Recorded data:

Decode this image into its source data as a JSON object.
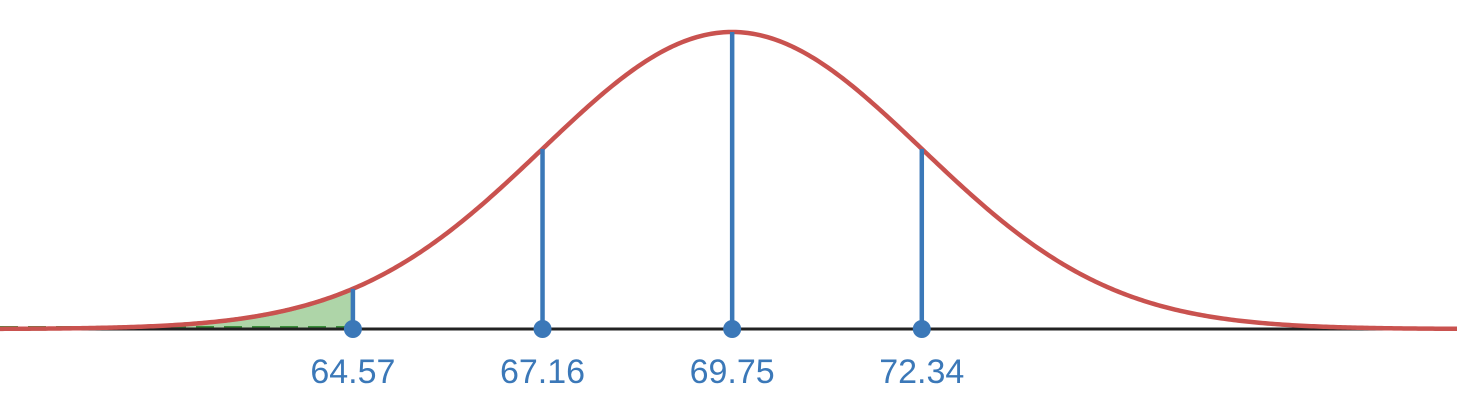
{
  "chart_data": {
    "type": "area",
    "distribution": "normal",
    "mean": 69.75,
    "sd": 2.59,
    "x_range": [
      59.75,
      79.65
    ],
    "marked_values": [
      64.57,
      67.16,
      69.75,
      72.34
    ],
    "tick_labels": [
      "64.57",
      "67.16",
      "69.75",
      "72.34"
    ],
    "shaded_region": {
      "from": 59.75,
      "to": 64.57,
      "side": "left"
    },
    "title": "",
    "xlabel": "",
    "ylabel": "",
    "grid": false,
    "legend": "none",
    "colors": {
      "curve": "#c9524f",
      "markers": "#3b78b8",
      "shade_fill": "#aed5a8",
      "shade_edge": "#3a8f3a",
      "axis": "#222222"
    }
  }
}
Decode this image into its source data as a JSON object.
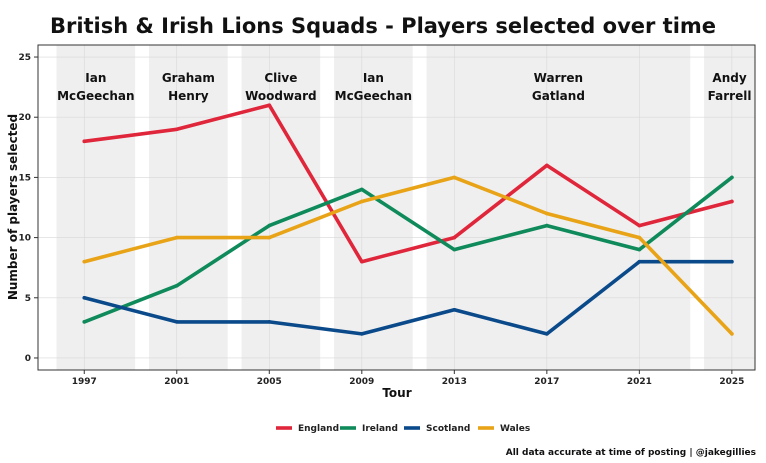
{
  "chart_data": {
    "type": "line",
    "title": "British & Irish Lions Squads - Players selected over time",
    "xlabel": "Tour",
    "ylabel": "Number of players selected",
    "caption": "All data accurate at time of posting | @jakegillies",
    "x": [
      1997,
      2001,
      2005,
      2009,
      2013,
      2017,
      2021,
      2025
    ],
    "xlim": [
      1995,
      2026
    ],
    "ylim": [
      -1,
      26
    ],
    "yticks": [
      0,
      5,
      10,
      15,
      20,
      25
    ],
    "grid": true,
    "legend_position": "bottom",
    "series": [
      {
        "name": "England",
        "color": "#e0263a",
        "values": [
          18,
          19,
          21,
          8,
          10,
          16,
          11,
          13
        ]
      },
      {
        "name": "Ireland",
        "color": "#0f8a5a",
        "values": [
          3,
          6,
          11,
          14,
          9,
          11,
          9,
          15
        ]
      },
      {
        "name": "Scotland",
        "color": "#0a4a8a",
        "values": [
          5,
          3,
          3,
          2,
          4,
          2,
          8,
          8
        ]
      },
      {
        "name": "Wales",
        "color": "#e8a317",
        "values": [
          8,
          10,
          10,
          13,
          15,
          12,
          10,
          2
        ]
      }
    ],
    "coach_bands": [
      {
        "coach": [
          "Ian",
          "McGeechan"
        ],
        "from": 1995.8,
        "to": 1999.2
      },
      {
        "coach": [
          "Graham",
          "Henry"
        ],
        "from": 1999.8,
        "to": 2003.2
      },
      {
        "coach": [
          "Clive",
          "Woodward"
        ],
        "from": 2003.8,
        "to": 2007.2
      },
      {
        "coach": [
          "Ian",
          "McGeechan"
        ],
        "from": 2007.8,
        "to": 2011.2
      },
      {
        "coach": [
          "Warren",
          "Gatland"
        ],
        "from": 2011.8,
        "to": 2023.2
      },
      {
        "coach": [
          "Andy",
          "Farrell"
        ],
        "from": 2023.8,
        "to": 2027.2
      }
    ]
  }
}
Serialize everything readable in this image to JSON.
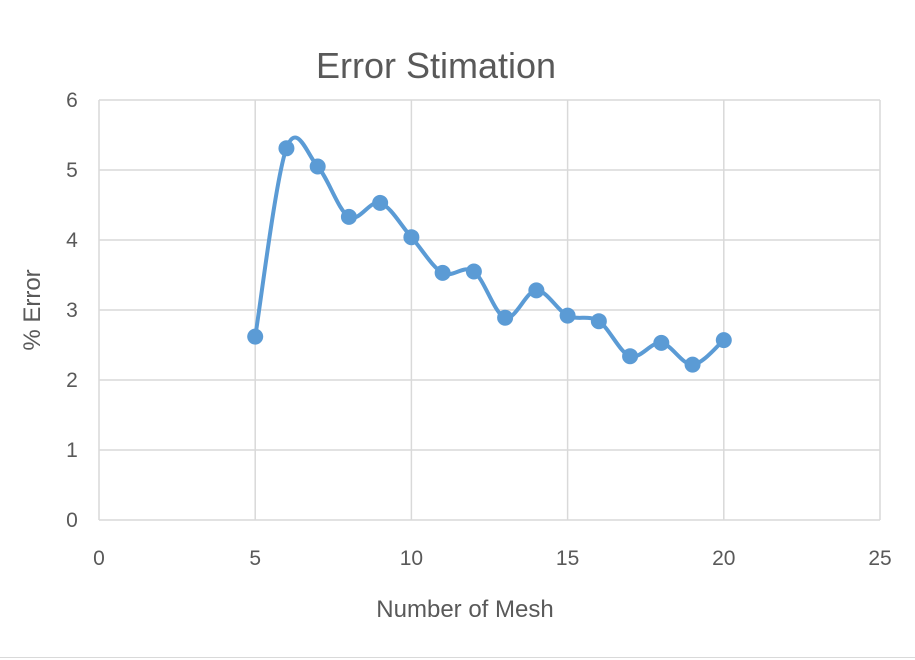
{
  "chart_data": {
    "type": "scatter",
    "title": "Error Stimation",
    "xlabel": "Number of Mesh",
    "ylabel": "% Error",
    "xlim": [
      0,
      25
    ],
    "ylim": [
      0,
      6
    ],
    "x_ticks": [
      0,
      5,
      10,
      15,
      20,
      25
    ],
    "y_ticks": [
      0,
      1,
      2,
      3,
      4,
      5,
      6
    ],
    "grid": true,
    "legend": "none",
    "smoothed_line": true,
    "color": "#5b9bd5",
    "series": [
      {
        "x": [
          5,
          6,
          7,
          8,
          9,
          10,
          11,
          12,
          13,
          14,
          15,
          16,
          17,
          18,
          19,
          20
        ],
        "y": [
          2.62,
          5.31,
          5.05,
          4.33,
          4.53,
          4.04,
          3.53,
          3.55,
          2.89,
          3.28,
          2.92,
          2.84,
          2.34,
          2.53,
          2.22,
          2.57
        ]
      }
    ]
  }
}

--

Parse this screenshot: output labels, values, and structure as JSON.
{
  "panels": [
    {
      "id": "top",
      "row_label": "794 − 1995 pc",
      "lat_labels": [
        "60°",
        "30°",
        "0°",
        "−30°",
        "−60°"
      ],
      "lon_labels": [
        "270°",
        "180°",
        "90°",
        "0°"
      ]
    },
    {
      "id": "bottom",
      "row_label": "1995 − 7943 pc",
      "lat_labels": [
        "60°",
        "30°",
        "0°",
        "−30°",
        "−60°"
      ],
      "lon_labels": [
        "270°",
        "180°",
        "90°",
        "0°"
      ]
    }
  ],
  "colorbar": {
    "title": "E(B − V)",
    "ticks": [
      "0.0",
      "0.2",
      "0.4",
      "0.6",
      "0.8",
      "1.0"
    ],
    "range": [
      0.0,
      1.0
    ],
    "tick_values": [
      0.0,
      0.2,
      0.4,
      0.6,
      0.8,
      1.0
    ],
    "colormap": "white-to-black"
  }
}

* * *

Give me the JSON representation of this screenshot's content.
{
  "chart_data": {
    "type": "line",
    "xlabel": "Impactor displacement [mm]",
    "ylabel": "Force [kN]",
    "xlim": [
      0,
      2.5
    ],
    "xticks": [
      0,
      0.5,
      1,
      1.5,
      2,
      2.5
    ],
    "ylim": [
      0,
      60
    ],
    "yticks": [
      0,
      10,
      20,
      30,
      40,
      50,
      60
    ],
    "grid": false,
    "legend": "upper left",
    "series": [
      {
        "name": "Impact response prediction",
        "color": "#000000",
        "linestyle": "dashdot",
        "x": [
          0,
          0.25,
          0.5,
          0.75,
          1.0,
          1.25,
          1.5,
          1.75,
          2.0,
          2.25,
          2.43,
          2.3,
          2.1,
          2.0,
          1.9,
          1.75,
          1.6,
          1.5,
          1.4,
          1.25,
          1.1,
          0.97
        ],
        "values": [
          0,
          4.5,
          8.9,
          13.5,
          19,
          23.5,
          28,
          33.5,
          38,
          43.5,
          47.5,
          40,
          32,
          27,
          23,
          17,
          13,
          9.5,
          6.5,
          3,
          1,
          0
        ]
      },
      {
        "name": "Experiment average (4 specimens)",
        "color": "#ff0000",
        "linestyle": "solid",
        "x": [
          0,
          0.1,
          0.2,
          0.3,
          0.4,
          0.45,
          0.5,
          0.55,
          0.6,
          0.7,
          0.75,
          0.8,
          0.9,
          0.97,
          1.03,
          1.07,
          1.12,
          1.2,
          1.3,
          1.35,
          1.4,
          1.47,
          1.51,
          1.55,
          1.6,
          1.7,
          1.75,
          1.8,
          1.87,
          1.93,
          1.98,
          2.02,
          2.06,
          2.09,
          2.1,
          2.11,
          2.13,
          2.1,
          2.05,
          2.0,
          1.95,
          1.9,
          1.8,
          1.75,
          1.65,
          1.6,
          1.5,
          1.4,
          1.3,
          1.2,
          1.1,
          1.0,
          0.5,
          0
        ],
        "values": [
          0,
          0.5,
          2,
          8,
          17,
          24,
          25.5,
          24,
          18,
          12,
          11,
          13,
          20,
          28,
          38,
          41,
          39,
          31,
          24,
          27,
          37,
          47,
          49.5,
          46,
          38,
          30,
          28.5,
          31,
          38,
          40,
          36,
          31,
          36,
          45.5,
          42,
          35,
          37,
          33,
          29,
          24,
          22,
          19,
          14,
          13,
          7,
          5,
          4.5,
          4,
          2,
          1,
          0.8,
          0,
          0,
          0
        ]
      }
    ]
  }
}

*Set task:*
Filter the records down to the lines that contain the string "time", and copy those lines.

*Output for this task:*
    "title": "British & Irish Lions Squads - Players selected over time",
    "caption": "All data accurate at time of posting | @jakegillies",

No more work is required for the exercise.